=== GIVEN INSTRUCTION ===
Please output the lines shown below exactly as they appear.

=== STORED RECORDS ===

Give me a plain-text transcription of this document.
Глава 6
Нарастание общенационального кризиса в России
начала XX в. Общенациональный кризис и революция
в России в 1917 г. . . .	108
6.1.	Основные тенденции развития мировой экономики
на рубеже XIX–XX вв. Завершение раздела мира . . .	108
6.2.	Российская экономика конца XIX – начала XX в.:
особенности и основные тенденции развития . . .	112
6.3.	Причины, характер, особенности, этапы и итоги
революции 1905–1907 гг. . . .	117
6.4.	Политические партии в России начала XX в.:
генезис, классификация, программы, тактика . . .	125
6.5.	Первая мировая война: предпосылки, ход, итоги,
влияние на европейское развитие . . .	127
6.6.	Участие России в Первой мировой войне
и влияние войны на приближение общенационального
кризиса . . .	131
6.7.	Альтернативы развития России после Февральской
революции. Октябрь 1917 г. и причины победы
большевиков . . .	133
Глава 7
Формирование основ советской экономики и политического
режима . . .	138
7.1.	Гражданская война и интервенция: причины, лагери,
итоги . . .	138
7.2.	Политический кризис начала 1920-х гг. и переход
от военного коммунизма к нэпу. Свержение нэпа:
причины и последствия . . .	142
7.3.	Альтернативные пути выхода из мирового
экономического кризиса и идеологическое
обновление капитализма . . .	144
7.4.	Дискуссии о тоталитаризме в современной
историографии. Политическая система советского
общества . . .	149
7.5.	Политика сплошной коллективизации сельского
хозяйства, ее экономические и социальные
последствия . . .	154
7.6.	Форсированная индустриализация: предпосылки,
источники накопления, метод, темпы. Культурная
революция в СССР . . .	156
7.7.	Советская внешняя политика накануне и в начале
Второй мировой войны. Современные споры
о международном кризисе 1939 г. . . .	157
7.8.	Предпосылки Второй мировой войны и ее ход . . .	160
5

=== RESPONSE ===
Give me a plain-text transcription of this document.
Глава 6
Нарастание общенационального кризиса в России
начала XX в. Общенациональный кризис и революция
в России в 1917 г. . . .	108
6.1.	Основные тенденции развития мировой экономики
на рубеже XIX–XX вв. Завершение раздела мира . . .	108
6.2.	Российская экономика конца XIX – начала XX в.:
особенности и основные тенденции развития . . .	112
6.3.	Причины, характер, особенности, этапы и итоги
революции 1905–1907 гг. . . .	117
6.4.	Политические партии в России начала XX в.:
генезис, классификация, программы, тактика . . .	125
6.5.	Первая мировая война: предпосылки, ход, итоги,
влияние на европейское развитие . . .	127
6.6.	Участие России в Первой мировой войне
и влияние войны на приближение общенационального
кризиса . . .	131
6.7.	Альтернативы развития России после Февральской
революции. Октябрь 1917 г. и причины победы
большевиков . . .	133
Глава 7
Формирование основ советской экономики и политического
режима . . .	138
7.1.	Гражданская война и интервенция: причины, лагери,
итоги . . .	138
7.2.	Политический кризис начала 1920-х гг. и переход
от военного коммунизма к нэпу. Свержение нэпа:
причины и последствия . . .	142
7.3.	Альтернативные пути выхода из мирового
экономического кризиса и идеологическое
обновление капитализма . . .	144
7.4.	Дискуссии о тоталитаризме в современной
историографии. Политическая система советского
общества . . .	149
7.5.	Политика сплошной коллективизации сельского
хозяйства, ее экономические и социальные
последствия . . .	154
7.6.	Форсированная индустриализация: предпосылки,
источники накопления, метод, темпы. Культурная
революция в СССР . . .	156
7.7.	Советская внешняя политика накануне и в начале
Второй мировой войны. Современные споры
о международном кризисе 1939 г. . . .	157
7.8.	Предпосылки Второй мировой войны и ее ход . . .	160
5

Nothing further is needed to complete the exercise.